[Task prompt]: Find the string "degradation" in the listing below and return each line it appears in.

[Provided entries]:
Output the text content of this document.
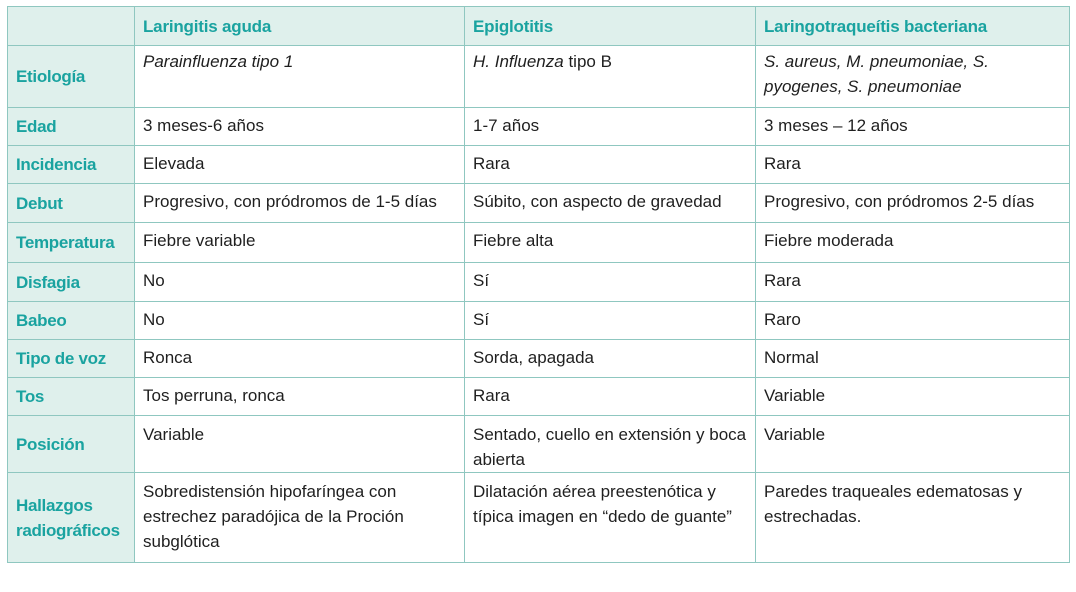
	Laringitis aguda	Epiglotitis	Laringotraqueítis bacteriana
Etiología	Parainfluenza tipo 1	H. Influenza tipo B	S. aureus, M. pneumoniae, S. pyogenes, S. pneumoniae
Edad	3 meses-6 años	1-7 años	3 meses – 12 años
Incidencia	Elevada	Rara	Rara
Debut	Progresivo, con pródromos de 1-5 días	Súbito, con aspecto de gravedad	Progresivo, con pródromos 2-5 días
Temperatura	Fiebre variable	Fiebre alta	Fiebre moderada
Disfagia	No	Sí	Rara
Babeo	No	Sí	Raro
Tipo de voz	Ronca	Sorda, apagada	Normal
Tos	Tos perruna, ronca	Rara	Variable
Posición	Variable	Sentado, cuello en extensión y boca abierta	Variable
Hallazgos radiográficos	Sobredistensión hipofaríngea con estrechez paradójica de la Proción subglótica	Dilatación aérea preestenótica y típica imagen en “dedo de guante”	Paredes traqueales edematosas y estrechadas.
---
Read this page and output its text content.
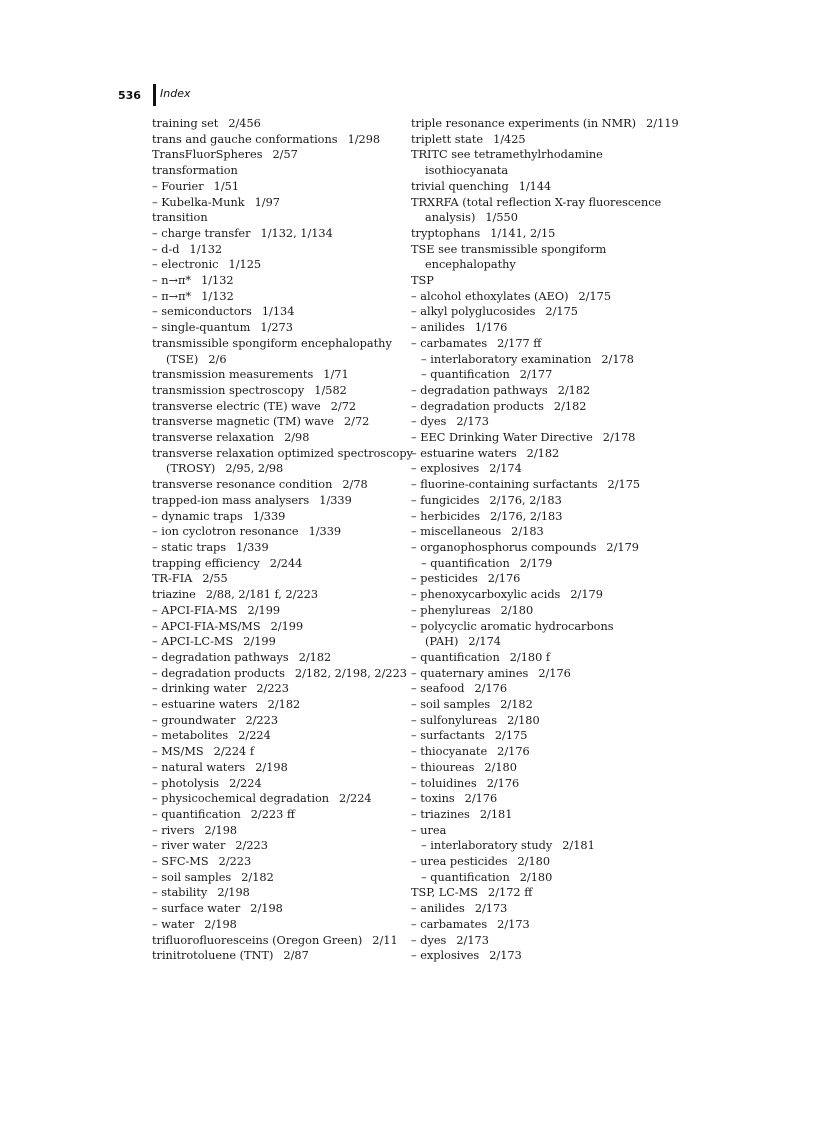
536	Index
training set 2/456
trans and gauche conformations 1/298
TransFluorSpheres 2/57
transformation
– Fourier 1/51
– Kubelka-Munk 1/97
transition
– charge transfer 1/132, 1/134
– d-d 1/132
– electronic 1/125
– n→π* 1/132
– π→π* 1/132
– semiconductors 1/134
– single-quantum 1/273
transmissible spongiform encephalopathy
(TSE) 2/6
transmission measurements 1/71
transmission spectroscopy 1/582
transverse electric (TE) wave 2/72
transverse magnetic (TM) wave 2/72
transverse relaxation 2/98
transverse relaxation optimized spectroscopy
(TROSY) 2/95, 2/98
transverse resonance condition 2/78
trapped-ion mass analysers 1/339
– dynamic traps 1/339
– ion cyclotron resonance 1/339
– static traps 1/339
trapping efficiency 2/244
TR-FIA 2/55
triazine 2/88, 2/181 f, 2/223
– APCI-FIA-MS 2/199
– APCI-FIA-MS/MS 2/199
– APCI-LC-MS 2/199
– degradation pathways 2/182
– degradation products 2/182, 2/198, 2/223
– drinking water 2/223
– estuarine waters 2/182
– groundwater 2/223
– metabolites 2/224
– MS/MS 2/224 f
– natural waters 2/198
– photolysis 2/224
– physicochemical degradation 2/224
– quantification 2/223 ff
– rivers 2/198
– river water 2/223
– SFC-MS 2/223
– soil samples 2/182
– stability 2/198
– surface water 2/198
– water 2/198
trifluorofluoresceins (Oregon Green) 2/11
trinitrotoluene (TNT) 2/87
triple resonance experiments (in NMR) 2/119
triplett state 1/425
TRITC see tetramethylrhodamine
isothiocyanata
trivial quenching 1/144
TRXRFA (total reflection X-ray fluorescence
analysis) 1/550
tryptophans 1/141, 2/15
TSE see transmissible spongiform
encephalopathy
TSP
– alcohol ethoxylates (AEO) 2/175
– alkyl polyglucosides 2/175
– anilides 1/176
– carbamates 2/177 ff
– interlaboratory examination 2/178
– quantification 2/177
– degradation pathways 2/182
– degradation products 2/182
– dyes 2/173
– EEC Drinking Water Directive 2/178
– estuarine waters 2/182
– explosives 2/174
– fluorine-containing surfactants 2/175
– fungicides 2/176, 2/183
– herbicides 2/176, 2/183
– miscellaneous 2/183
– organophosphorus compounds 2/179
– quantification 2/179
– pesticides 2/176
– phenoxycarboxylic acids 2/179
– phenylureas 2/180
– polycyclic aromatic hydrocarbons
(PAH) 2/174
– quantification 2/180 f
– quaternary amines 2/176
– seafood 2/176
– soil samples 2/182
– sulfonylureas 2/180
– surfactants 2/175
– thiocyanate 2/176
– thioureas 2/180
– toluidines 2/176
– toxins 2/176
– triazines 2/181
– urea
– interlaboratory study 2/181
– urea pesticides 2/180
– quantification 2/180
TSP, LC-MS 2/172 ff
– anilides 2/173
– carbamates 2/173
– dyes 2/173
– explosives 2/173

[Exercise response]:
– degradation pathways 2/182
– degradation products 2/182, 2/198, 2/223
– physicochemical degradation 2/224
– degradation pathways 2/182
– degradation products 2/182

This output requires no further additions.